The UN Working Group on Arbitrary Detention (WGAD) published a decision in Mr Yorov’s case on (date), finding that “the trials of Mr. Yorov were carried out in total disregard for the guarantees encapsulated in article 14 of the Covenant, being of such gravity as to give the deprivation of liberty of Mr Yorov an arbitrary character […].”
The Working Group recommended that the government remedy the situation of Yorov without delay and to this end “release Mr. Yorov immediately and accord him an enforceable right to compensation and other reparations, in accordance with international law”.
The ICJ has previously expressed concern that Buzurgmehr Yorov’s conviction may constitute a reprisal for his defense work in high-profile political trials in connection with his representation of thirteen leaders of the Islamic Renaissance Party of Tajikistan (IRPT).
The ICJ earlier expressed concerns at the conviction of the lawyer to a 28 year sentence in prison, which is based on clearly improper charges related to the defense of his clients.
The ICJ welcomes the decision of the WGAD and calls on the Tajikistan authorities to fully implement the decision and to take all necessary measures to protect lawyer Yorov, his family and his lawyers against any threats to their security, or any intimidation, hindrance, harassment or improper interference with their performance of their professional functions as lawyers.
In this regard, the ICJ notes recent protests by dozens of individuals who took part in a rally against Yorov in front of the representative offices of the United Nations and the European Union in Tajikistan, soon after the decision of the WGAD.
Posters of the demonstrators called on the UN High Commissioner of Human Rights to “take her hands off Tajikistan” and named organisations that had defended Mr Yorov or brought the petition on behalf of Yorov to the UN WGAD.
In this context, it is imperative that the Tajikistan government immediately publicly affirm the legitimacy of the decision of the WGAD and make clear its commitment to complying with it, the ICJ underlined.
◇ ◇ ◇
* _Work instructions_
A. Reproduce the part of the Yorov passage between "The ICJ earlier" and "functions as lawyers.", inclusive.
B. For each of the following statements, answer yes or no on whether it agrees with the Yorov passage, and quote the deciding words: (i) The Working Group recommended that Mr. Yorov be released immediately. (ii) Yorov was sentenced to 18 years in prison. (iii) The rally against Yorov was held in front of the UN and EU representative offices in Tajikistan.

* _Extracted information_
◇ ◇ ◇
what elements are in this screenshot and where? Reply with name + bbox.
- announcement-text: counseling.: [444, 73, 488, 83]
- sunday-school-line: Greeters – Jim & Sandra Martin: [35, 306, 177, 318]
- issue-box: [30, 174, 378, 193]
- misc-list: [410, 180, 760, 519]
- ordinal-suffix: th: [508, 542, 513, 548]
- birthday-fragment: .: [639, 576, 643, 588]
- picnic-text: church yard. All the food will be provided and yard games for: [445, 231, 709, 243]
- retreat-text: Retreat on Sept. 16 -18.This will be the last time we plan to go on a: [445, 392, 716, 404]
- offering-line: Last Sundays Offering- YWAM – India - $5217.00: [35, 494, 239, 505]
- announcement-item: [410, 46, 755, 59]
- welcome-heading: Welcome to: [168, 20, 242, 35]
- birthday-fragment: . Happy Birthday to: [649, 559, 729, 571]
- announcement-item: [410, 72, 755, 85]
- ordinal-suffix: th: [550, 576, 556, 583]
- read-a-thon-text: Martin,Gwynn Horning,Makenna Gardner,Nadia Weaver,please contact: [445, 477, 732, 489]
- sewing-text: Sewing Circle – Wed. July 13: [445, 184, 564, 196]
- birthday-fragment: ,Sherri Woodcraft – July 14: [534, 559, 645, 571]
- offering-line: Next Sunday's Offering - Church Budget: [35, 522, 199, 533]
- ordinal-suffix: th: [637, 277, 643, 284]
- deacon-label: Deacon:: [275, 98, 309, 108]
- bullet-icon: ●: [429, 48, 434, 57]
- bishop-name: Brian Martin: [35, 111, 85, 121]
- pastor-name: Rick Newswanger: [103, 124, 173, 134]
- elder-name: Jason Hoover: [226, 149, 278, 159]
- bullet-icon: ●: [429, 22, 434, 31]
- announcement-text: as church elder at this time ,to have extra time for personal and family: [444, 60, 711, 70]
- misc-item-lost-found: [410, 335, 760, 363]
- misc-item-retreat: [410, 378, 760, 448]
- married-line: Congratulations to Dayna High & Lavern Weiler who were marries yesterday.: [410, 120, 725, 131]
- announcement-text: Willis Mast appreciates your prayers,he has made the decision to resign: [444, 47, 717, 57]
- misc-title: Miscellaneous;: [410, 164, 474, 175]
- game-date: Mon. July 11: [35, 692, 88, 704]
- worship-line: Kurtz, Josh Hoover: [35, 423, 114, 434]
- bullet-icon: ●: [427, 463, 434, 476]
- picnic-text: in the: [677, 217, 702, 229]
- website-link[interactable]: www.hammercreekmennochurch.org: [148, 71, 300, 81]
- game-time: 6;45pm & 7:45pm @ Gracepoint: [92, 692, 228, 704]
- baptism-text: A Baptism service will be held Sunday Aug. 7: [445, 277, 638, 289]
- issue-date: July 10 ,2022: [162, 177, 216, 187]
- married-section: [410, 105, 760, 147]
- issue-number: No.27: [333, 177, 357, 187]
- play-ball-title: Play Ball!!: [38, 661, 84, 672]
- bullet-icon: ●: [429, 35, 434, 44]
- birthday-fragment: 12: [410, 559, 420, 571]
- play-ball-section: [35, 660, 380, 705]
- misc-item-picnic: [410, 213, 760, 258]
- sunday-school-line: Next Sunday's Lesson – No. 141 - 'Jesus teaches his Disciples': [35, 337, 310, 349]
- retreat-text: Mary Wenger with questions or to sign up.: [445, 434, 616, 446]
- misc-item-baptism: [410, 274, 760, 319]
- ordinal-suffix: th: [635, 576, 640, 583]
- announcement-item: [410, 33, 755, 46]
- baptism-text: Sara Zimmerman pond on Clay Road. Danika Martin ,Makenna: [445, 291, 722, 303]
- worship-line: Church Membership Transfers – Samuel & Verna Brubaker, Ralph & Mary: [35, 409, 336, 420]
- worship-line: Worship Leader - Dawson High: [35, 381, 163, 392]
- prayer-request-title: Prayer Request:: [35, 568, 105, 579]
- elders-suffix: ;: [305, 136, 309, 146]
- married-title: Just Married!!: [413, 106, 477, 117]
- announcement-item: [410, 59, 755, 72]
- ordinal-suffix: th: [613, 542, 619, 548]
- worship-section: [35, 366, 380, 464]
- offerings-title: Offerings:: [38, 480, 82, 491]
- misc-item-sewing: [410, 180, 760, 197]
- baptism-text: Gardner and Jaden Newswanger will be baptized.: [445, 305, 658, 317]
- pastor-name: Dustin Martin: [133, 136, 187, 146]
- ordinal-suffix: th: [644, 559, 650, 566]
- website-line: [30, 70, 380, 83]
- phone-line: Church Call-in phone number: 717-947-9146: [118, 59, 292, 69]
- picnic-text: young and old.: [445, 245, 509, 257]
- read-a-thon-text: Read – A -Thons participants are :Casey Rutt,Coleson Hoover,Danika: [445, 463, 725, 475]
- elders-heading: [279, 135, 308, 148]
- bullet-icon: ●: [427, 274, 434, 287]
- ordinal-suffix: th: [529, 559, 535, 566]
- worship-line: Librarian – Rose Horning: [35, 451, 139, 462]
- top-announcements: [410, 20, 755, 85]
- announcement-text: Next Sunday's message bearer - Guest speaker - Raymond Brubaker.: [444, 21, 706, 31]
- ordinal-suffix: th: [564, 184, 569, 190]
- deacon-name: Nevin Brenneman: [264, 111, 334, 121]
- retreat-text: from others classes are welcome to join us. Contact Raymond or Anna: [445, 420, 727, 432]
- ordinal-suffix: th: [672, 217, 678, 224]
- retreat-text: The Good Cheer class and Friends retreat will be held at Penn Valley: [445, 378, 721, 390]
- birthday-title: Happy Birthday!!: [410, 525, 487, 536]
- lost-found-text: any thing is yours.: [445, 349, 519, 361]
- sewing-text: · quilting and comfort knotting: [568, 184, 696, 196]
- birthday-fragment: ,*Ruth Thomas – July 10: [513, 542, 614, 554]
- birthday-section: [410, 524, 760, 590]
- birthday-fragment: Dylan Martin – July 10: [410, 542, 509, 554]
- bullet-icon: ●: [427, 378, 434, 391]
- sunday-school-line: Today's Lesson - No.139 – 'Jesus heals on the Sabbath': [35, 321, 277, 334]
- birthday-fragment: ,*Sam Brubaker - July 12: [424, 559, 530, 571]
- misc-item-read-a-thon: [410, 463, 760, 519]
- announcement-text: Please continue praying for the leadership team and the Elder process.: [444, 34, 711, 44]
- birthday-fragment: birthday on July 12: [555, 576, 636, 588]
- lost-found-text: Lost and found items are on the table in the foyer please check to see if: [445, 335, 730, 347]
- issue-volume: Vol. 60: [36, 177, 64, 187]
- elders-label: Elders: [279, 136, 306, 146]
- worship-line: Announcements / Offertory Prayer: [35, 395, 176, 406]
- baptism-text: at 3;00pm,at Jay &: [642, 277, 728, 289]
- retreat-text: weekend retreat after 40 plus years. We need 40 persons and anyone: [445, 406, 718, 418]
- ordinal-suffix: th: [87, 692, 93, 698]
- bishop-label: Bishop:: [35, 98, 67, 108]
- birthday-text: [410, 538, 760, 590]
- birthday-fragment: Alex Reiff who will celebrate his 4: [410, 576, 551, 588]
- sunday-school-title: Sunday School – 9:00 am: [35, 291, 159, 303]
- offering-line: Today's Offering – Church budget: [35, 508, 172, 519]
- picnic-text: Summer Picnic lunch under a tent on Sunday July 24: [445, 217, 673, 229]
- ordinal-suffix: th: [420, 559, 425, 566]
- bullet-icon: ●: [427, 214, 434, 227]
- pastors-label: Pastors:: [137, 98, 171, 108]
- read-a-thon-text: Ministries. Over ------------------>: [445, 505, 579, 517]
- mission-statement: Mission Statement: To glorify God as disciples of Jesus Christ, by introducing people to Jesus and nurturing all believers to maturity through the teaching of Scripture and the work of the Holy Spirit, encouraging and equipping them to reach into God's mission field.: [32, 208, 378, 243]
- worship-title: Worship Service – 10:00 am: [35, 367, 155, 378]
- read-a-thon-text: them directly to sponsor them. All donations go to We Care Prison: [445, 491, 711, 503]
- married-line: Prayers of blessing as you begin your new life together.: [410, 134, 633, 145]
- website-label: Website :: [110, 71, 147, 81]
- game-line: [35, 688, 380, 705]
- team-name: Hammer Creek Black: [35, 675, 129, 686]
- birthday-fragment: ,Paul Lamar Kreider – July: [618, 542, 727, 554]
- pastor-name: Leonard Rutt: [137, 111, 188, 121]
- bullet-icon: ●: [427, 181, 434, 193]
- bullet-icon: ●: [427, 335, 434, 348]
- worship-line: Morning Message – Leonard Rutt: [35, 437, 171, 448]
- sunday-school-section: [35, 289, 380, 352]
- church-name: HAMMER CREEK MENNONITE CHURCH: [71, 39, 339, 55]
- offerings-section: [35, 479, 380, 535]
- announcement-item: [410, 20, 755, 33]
◇ ◇ ◇
* _Results_
A.
The ICJ earlier expressed concerns at the conviction of the lawyer to a 28 year sentence in prison, which is based on clearly improper charges related to the defense of his clients.
The ICJ welcomes the decision of the WGAD and calls on the Tajikistan authorities to fully implement the decision and to take all necessary measures to protect lawyer Yorov, his family and his lawyers against any threats to their security, or any intimidation, hindrance, harassment or improper interference with their performance of their professional functions as lawyers.

B.
(i) Yes: "release Mr. Yorov immediately"
(ii) No: "a 28 year sentence in prison"
(iii) Yes: "in front of the representative offices of the United Nations and the European Union in Tajikistan"